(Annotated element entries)
_ _ _ _ _ _ _

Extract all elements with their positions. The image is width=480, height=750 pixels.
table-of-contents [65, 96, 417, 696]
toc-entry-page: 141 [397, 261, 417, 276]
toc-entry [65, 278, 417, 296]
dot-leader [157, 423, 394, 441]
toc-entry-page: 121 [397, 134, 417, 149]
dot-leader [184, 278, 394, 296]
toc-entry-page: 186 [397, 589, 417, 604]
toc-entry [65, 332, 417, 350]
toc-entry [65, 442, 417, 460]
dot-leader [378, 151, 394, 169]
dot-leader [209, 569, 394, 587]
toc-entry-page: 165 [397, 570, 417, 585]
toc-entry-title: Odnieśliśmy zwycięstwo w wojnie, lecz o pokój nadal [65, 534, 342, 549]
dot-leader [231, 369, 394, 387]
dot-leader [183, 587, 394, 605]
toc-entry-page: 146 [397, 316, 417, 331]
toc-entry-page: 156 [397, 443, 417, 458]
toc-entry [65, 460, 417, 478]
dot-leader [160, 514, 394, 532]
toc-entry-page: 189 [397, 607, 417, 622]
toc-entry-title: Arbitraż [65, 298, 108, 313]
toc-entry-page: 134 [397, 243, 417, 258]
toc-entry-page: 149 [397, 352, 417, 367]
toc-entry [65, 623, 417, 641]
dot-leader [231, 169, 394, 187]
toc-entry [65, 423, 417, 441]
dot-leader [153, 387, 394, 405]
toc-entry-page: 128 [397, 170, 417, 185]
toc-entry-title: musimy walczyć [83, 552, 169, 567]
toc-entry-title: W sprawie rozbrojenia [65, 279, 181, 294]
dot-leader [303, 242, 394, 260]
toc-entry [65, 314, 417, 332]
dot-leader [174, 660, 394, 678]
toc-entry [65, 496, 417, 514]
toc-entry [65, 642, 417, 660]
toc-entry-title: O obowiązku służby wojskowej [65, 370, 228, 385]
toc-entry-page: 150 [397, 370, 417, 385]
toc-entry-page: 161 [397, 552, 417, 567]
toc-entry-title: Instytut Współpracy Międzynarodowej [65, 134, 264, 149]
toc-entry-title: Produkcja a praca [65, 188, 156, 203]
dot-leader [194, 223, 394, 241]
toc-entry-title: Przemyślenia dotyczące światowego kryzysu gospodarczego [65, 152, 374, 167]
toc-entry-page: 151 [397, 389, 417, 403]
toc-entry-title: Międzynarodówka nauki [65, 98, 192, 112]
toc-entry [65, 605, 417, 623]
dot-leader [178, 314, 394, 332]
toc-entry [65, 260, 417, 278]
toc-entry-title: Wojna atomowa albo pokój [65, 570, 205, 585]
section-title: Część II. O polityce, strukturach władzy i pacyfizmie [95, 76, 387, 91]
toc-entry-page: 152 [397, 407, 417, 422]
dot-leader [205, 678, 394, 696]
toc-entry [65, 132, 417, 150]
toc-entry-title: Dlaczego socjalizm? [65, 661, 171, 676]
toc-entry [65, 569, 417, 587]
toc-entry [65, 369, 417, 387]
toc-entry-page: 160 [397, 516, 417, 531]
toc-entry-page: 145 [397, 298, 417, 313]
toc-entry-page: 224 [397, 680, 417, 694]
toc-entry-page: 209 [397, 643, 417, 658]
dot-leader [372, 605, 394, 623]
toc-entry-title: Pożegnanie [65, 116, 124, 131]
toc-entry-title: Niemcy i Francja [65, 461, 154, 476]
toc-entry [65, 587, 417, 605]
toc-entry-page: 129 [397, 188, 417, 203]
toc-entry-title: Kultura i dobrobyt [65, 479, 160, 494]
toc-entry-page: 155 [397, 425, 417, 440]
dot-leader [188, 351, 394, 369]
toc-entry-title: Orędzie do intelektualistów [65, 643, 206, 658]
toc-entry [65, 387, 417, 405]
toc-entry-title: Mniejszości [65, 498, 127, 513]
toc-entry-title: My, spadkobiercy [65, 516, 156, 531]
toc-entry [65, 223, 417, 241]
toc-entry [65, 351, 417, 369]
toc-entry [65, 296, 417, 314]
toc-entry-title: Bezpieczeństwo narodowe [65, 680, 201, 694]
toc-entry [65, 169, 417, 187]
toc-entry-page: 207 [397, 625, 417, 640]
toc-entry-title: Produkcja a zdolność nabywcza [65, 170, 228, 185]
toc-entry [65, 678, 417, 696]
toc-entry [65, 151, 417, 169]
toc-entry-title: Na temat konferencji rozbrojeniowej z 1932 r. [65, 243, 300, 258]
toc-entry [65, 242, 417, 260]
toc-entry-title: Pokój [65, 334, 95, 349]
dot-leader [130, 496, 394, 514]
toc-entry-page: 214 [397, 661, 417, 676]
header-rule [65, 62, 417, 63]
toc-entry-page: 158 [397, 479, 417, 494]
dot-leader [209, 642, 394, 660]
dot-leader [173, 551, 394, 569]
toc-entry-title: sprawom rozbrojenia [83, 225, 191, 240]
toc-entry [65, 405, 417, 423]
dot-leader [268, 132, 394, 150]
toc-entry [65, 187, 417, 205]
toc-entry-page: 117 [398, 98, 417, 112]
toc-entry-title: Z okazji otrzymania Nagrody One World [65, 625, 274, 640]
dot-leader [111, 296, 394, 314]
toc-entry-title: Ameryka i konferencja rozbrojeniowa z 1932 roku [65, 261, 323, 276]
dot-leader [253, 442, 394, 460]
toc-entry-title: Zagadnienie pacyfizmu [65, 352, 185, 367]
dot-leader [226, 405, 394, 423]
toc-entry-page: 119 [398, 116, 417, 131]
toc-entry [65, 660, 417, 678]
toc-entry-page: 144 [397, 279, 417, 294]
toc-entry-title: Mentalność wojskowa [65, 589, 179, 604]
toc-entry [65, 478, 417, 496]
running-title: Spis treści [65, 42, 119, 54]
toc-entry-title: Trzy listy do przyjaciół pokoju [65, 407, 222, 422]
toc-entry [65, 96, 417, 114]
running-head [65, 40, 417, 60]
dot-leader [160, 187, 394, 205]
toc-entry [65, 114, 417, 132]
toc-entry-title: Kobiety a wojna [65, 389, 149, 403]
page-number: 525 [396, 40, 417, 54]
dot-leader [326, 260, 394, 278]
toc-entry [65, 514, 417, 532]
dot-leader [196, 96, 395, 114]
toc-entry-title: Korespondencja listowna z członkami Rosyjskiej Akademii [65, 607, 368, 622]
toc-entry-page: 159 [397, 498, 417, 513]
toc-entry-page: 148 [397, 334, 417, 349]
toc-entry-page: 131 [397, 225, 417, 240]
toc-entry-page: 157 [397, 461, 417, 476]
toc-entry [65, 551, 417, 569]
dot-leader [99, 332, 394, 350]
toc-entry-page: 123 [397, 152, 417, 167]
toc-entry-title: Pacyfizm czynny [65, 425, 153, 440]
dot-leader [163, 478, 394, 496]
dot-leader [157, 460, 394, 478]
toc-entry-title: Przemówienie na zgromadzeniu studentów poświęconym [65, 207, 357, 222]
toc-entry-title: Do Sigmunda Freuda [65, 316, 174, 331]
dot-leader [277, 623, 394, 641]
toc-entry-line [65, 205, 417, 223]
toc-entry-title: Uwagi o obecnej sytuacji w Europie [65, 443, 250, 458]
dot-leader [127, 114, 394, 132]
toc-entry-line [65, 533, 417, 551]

_ _ _ _ _ _ _

Copy out every line of the records above without any change.

● THE REPLY
Extract all elements with their positions. The image is width=480, height=750 pixels.
table-of-contents [65, 96, 417, 696]
toc-entry-page: 141 [397, 261, 417, 276]
toc-entry [65, 278, 417, 296]
dot-leader [157, 423, 394, 441]
toc-entry-page: 121 [397, 134, 417, 149]
dot-leader [184, 278, 394, 296]
toc-entry-page: 186 [397, 589, 417, 604]
toc-entry [65, 332, 417, 350]
toc-entry [65, 442, 417, 460]
dot-leader [378, 151, 394, 169]
dot-leader [209, 569, 394, 587]
toc-entry-page: 165 [397, 570, 417, 585]
toc-entry-title: Odnieśliśmy zwycięstwo w wojnie, lecz o pokój nadal [65, 534, 342, 549]
dot-leader [231, 369, 394, 387]
dot-leader [183, 587, 394, 605]
toc-entry-page: 146 [397, 316, 417, 331]
toc-entry-page: 156 [397, 443, 417, 458]
toc-entry [65, 460, 417, 478]
dot-leader [160, 514, 394, 532]
toc-entry-page: 189 [397, 607, 417, 622]
toc-entry-title: Arbitraż [65, 298, 108, 313]
toc-entry-page: 134 [397, 243, 417, 258]
toc-entry-page: 149 [397, 352, 417, 367]
toc-entry [65, 623, 417, 641]
dot-leader [231, 169, 394, 187]
toc-entry [65, 423, 417, 441]
dot-leader [153, 387, 394, 405]
toc-entry-page: 128 [397, 170, 417, 185]
toc-entry-title: musimy walczyć [83, 552, 169, 567]
toc-entry-title: W sprawie rozbrojenia [65, 279, 181, 294]
dot-leader [303, 242, 394, 260]
toc-entry [65, 314, 417, 332]
dot-leader [174, 660, 394, 678]
toc-entry [65, 496, 417, 514]
toc-entry [65, 642, 417, 660]
toc-entry-title: O obowiązku służby wojskowej [65, 370, 228, 385]
toc-entry-page: 150 [397, 370, 417, 385]
toc-entry-page: 161 [397, 552, 417, 567]
toc-entry-title: Instytut Współpracy Międzynarodowej [65, 134, 264, 149]
toc-entry-title: Produkcja a praca [65, 188, 156, 203]
dot-leader [194, 223, 394, 241]
toc-entry-title: Przemyślenia dotyczące światowego kryzysu gospodarczego [65, 152, 374, 167]
toc-entry-page: 151 [397, 389, 417, 403]
toc-entry-title: Międzynarodówka nauki [65, 98, 192, 112]
toc-entry [65, 605, 417, 623]
dot-leader [178, 314, 394, 332]
toc-entry [65, 260, 417, 278]
toc-entry-title: Wojna atomowa albo pokój [65, 570, 205, 585]
section-title: Część II. O polityce, strukturach władzy i pacyfizmie [95, 76, 387, 91]
toc-entry-page: 152 [397, 407, 417, 422]
dot-leader [205, 678, 394, 696]
toc-entry [65, 132, 417, 150]
toc-entry-title: Dlaczego socjalizm? [65, 661, 171, 676]
toc-entry [65, 569, 417, 587]
toc-entry [65, 369, 417, 387]
toc-entry-page: 160 [397, 516, 417, 531]
toc-entry-page: 145 [397, 298, 417, 313]
toc-entry-page: 224 [397, 680, 417, 694]
toc-entry-page: 209 [397, 643, 417, 658]
dot-leader [372, 605, 394, 623]
toc-entry-title: Pożegnanie [65, 116, 124, 131]
toc-entry-title: Niemcy i Francja [65, 461, 154, 476]
toc-entry [65, 587, 417, 605]
toc-entry-page: 129 [397, 188, 417, 203]
toc-entry-title: Kultura i dobrobyt [65, 479, 160, 494]
toc-entry-page: 155 [397, 425, 417, 440]
dot-leader [188, 351, 394, 369]
toc-entry-title: Orędzie do intelektualistów [65, 643, 206, 658]
toc-entry [65, 387, 417, 405]
toc-entry-title: Mniejszości [65, 498, 127, 513]
toc-entry-title: My, spadkobiercy [65, 516, 156, 531]
toc-entry [65, 223, 417, 241]
toc-entry [65, 351, 417, 369]
toc-entry [65, 296, 417, 314]
toc-entry-title: Bezpieczeństwo narodowe [65, 680, 201, 694]
toc-entry [65, 169, 417, 187]
toc-entry-page: 207 [397, 625, 417, 640]
toc-entry-title: Produkcja a zdolność nabywcza [65, 170, 228, 185]
toc-entry [65, 678, 417, 696]
toc-entry [65, 151, 417, 169]
toc-entry-title: Na temat konferencji rozbrojeniowej z 1932 r. [65, 243, 300, 258]
toc-entry [65, 242, 417, 260]
toc-entry-title: Pokój [65, 334, 95, 349]
dot-leader [130, 496, 394, 514]
toc-entry-page: 214 [397, 661, 417, 676]
header-rule [65, 62, 417, 63]
toc-entry-page: 158 [397, 479, 417, 494]
dot-leader [209, 642, 394, 660]
dot-leader [173, 551, 394, 569]
toc-entry-title: sprawom rozbrojenia [83, 225, 191, 240]
toc-entry [65, 405, 417, 423]
dot-leader [268, 132, 394, 150]
toc-entry [65, 187, 417, 205]
toc-entry-page: 117 [398, 98, 417, 112]
toc-entry-title: Z okazji otrzymania Nagrody One World [65, 625, 274, 640]
dot-leader [111, 296, 394, 314]
toc-entry-title: Ameryka i konferencja rozbrojeniowa z 1932 roku [65, 261, 323, 276]
dot-leader [253, 442, 394, 460]
toc-entry-title: Zagadnienie pacyfizmu [65, 352, 185, 367]
dot-leader [226, 405, 394, 423]
toc-entry-page: 119 [398, 116, 417, 131]
toc-entry [65, 660, 417, 678]
toc-entry-page: 144 [397, 279, 417, 294]
toc-entry-title: Mentalność wojskowa [65, 589, 179, 604]
toc-entry [65, 478, 417, 496]
running-title: Spis treści [65, 42, 119, 54]
toc-entry-title: Trzy listy do przyjaciół pokoju [65, 407, 222, 422]
toc-entry [65, 96, 417, 114]
running-head [65, 40, 417, 60]
dot-leader [160, 187, 394, 205]
toc-entry [65, 114, 417, 132]
toc-entry-title: Kobiety a wojna [65, 389, 149, 403]
page-number: 525 [396, 40, 417, 54]
dot-leader [326, 260, 394, 278]
toc-entry [65, 514, 417, 532]
dot-leader [196, 96, 395, 114]
toc-entry-title: Korespondencja listowna z członkami Rosyjskiej Akademii [65, 607, 368, 622]
toc-entry-page: 159 [397, 498, 417, 513]
toc-entry-page: 148 [397, 334, 417, 349]
toc-entry-page: 131 [397, 225, 417, 240]
toc-entry-page: 157 [397, 461, 417, 476]
toc-entry [65, 551, 417, 569]
dot-leader [99, 332, 394, 350]
toc-entry-page: 123 [397, 152, 417, 167]
toc-entry-title: Pacyfizm czynny [65, 425, 153, 440]
dot-leader [163, 478, 394, 496]
dot-leader [157, 460, 394, 478]
toc-entry-title: Przemówienie na zgromadzeniu studentów poświęconym [65, 207, 357, 222]
toc-entry-title: Do Sigmunda Freuda [65, 316, 174, 331]
dot-leader [277, 623, 394, 641]
toc-entry-line [65, 205, 417, 223]
toc-entry-title: Uwagi o obecnej sytuacji w Europie [65, 443, 250, 458]
dot-leader [127, 114, 394, 132]
toc-entry-line [65, 533, 417, 551]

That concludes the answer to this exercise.